(TO DO):
Quote the records below in full, exactly as given, with the images taken out.

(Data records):
########

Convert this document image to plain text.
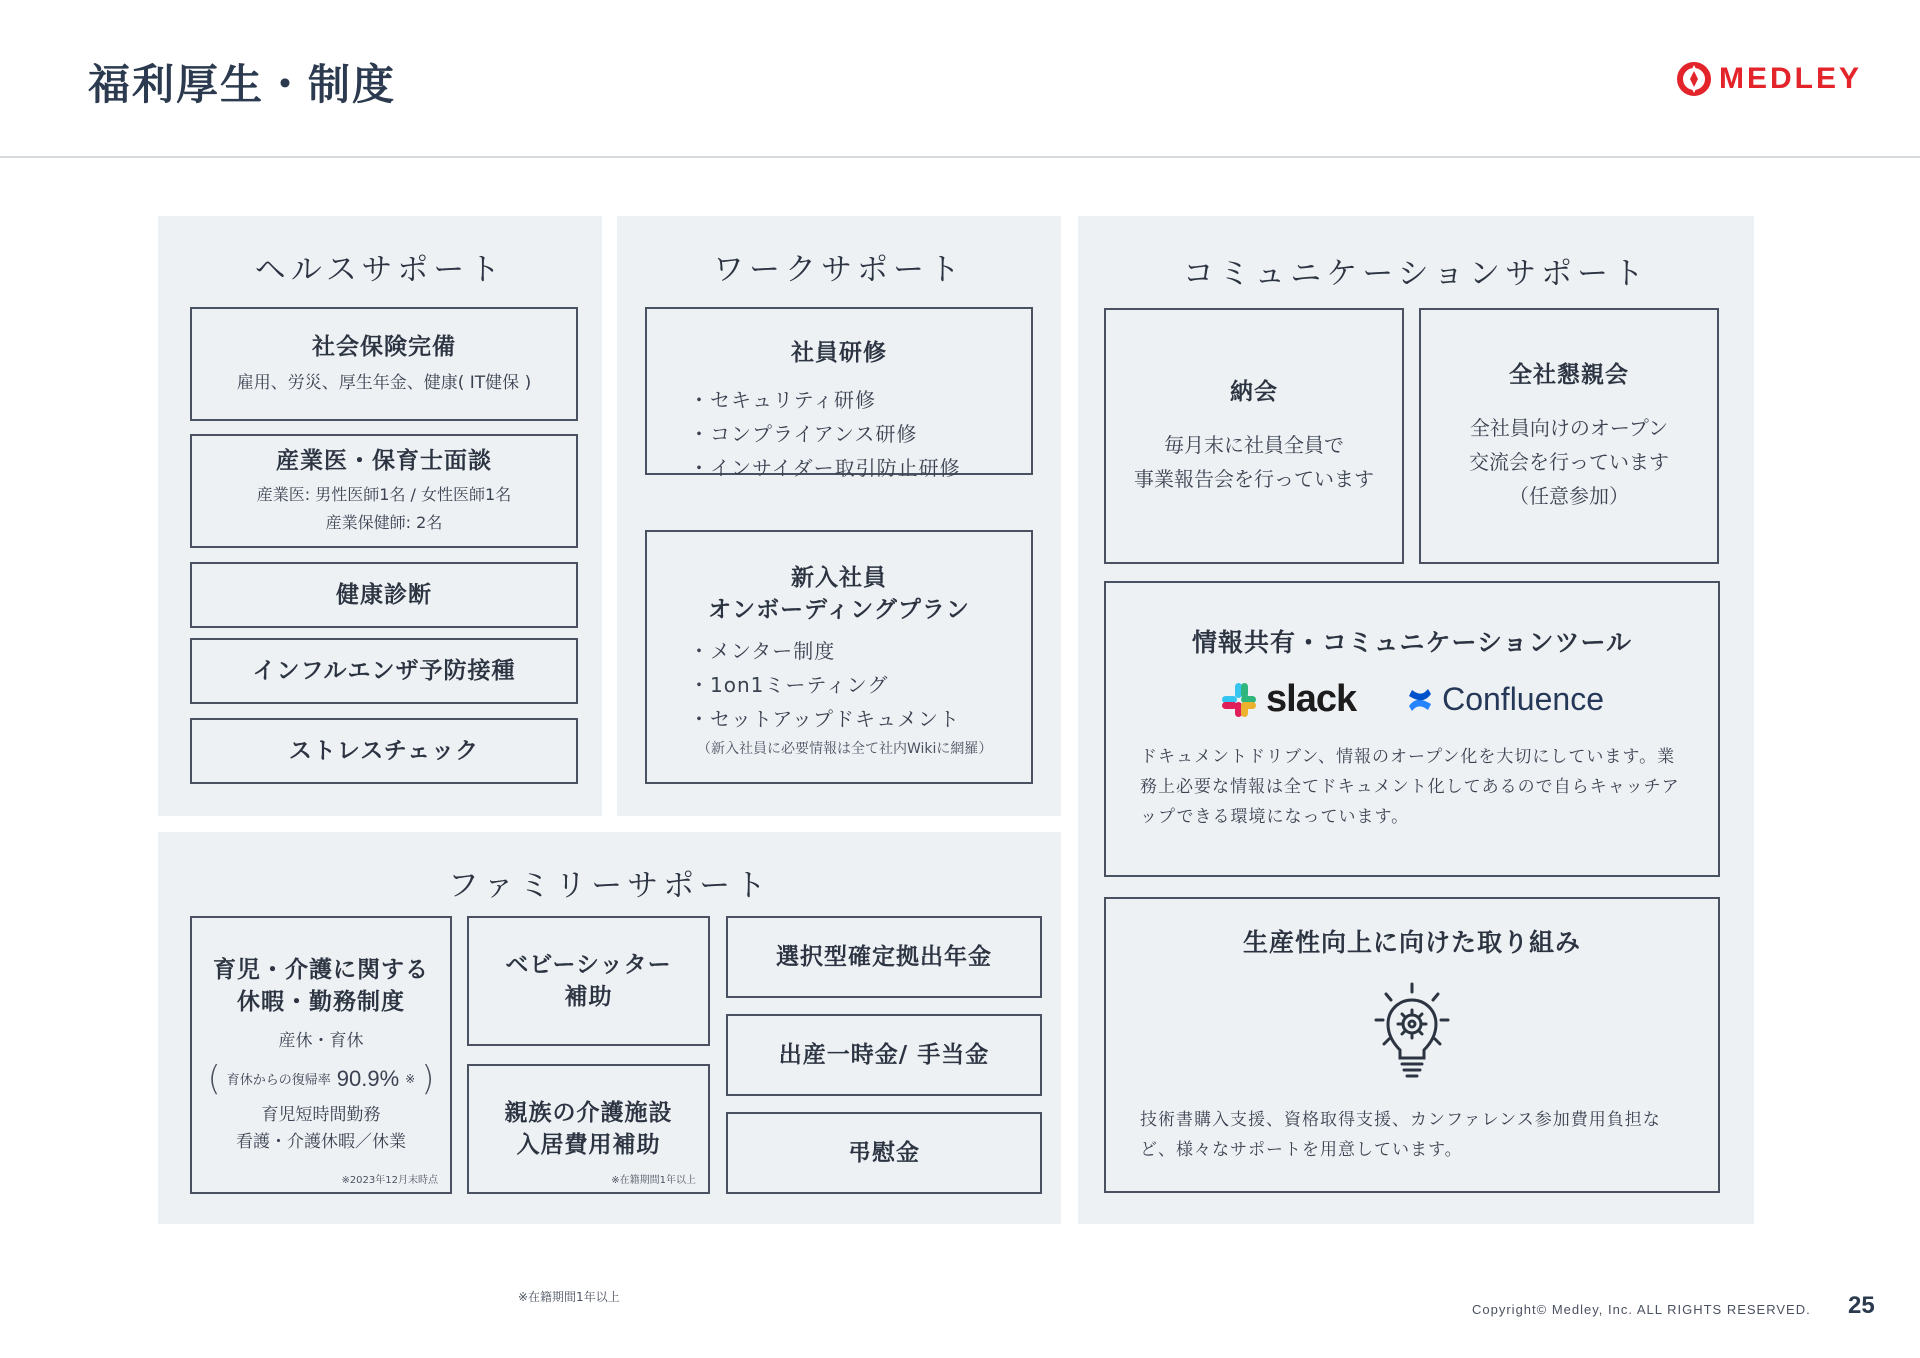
福利厚生・制度	MEDLEY
ヘルスサポート
社会保険完備
雇用、労災、厚生年金、健康( IT健保 )
産業医・保育士面談
産業医: 男性医師1名 / 女性医師1名
産業保健師: 2名
健康診断
インフルエンザ予防接種
ストレスチェック
ワークサポート
社員研修
・セキュリティ研修
・コンプライアンス研修
・インサイダー取引防止研修
新入社員
オンボーディングプラン
・メンター制度
・1on1ミーティング
・セットアップドキュメント
（新入社員に必要情報は全て社内Wikiに網羅）
コミュニケーションサポート
納会
毎月末に社員全員で
事業報告会を行っています
全社懇親会
全社員向けのオープン
交流会を行っています
（任意参加）
情報共有・コミュニケーションツール
slack	Confluence
ドキュメントドリブン、情報のオープン化を大切にしています。業務上必要な情報は全てドキュメント化してあるので自らキャッチアップできる環境になっています。
生産性向上に向けた取り組み
技術書購入支援、資格取得支援、カンファレンス参加費用負担など、様々なサポートを用意しています。
ファミリーサポート
育児・介護に関する
休暇・勤務制度
産休・育休
( 育休からの復帰率 90.9% ※ )
育児短時間勤務
看護・介護休暇／休業
※2023年12月末時点
ベビーシッター
補助
親族の介護施設
入居費用補助
※在籍期間1年以上
選択型確定拠出年金
出産一時金/ 手当金
弔慰金
※在籍期間1年以上
Copyright© Medley, Inc. ALL RIGHTS RESERVED. 25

########

(WRITTEN SOLUTION):
Convert this document image to plain text.
福利厚生・制度	MEDLEY
ヘルスサポート
社会保険完備
雇用、労災、厚生年金、健康( IT健保 )
産業医・保育士面談
産業医: 男性医師1名 / 女性医師1名
産業保健師: 2名
健康診断
インフルエンザ予防接種
ストレスチェック
ワークサポート
社員研修
・セキュリティ研修
・コンプライアンス研修
・インサイダー取引防止研修
新入社員
オンボーディングプラン
・メンター制度
・1on1ミーティング
・セットアップドキュメント
（新入社員に必要情報は全て社内Wikiに網羅）
コミュニケーションサポート
納会
毎月末に社員全員で
事業報告会を行っています
全社懇親会
全社員向けのオープン
交流会を行っています
（任意参加）
情報共有・コミュニケーションツール
slack	Confluence
ドキュメントドリブン、情報のオープン化を大切にしています。業務上必要な情報は全てドキュメント化してあるので自らキャッチアップできる環境になっています。
生産性向上に向けた取り組み
技術書購入支援、資格取得支援、カンファレンス参加費用負担など、様々なサポートを用意しています。
ファミリーサポート
育児・介護に関する
休暇・勤務制度
産休・育休
( 育休からの復帰率 90.9% ※ )
育児短時間勤務
看護・介護休暇／休業
※2023年12月末時点
ベビーシッター
補助
親族の介護施設
入居費用補助
※在籍期間1年以上
選択型確定拠出年金
出産一時金/ 手当金
弔慰金
※在籍期間1年以上
Copyright© Medley, Inc. ALL RIGHTS RESERVED. 25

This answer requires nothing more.